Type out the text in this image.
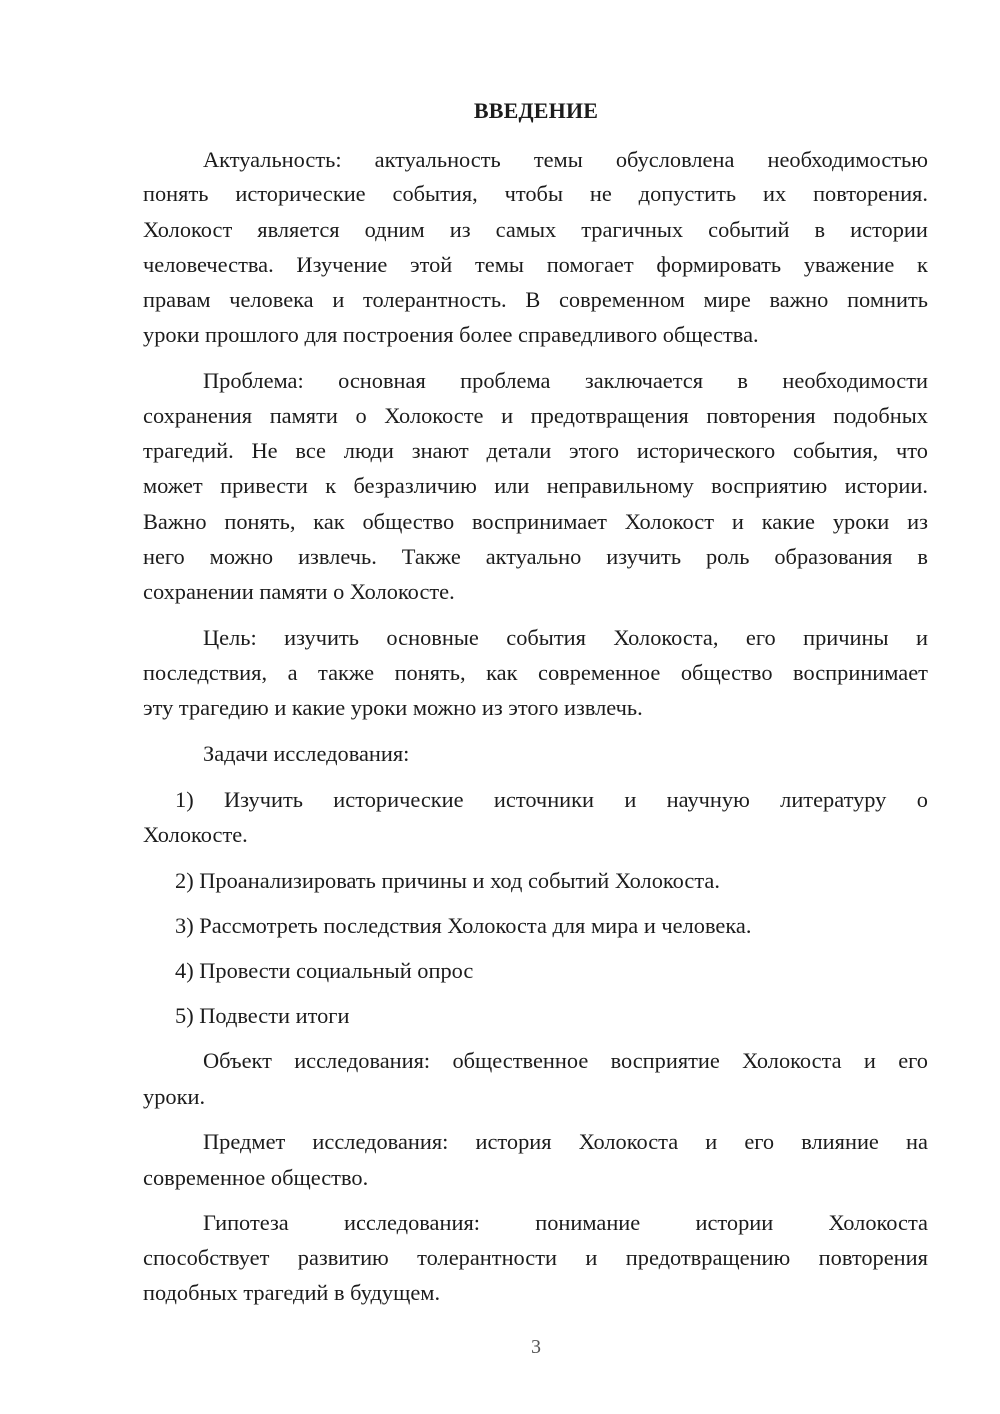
ВВЕДЕНИЕ
Актуальность: актуальность темы обусловлена необходимостью
понять исторические события, чтобы не допустить их повторения.
Холокост является одним из самых трагичных событий в истории
человечества. Изучение этой темы помогает формировать уважение к
правам человека и толерантность. В современном мире важно помнить
уроки прошлого для построения более справедливого общества.
Проблема: основная проблема заключается в необходимости
сохранения памяти о Холокосте и предотвращения повторения подобных
трагедий. Не все люди знают детали этого исторического события, что
может привести к безразличию или неправильному восприятию истории.
Важно понять, как общество воспринимает Холокост и какие уроки из
него можно извлечь. Также актуально изучить роль образования в
сохранении памяти о Холокосте.
Цель: изучить основные события Холокоста, его причины и
последствия, а также понять, как современное общество воспринимает
эту трагедию и какие уроки можно из этого извлечь.
Задачи исследования:
1) Изучить исторические источники и научную литературу о
Холокосте.
2) Проанализировать причины и ход событий Холокоста.
3) Рассмотреть последствия Холокоста для мира и человека.
4) Провести социальный опрос
5) Подвести итоги
Объект исследования: общественное восприятие Холокоста и его
уроки.
Предмет исследования: история Холокоста и его влияние на
современное общество.
Гипотеза исследования: понимание истории Холокоста
способствует развитию толерантности и предотвращению повторения
подобных трагедий в будущем.
3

- - -

• _Directions for this task_
Quote every line of the records above exactly; no picture is to be copied.

• _Answer to the task_
Type out the text in this image.
ВВЕДЕНИЕ
Актуальность: актуальность темы обусловлена необходимостью
понять исторические события, чтобы не допустить их повторения.
Холокост является одним из самых трагичных событий в истории
человечества. Изучение этой темы помогает формировать уважение к
правам человека и толерантность. В современном мире важно помнить
уроки прошлого для построения более справедливого общества.
Проблема: основная проблема заключается в необходимости
сохранения памяти о Холокосте и предотвращения повторения подобных
трагедий. Не все люди знают детали этого исторического события, что
может привести к безразличию или неправильному восприятию истории.
Важно понять, как общество воспринимает Холокост и какие уроки из
него можно извлечь. Также актуально изучить роль образования в
сохранении памяти о Холокосте.
Цель: изучить основные события Холокоста, его причины и
последствия, а также понять, как современное общество воспринимает
эту трагедию и какие уроки можно из этого извлечь.
Задачи исследования:
1) Изучить исторические источники и научную литературу о
Холокосте.
2) Проанализировать причины и ход событий Холокоста.
3) Рассмотреть последствия Холокоста для мира и человека.
4) Провести социальный опрос
5) Подвести итоги
Объект исследования: общественное восприятие Холокоста и его
уроки.
Предмет исследования: история Холокоста и его влияние на
современное общество.
Гипотеза исследования: понимание истории Холокоста
способствует развитию толерантности и предотвращению повторения
подобных трагедий в будущем.
3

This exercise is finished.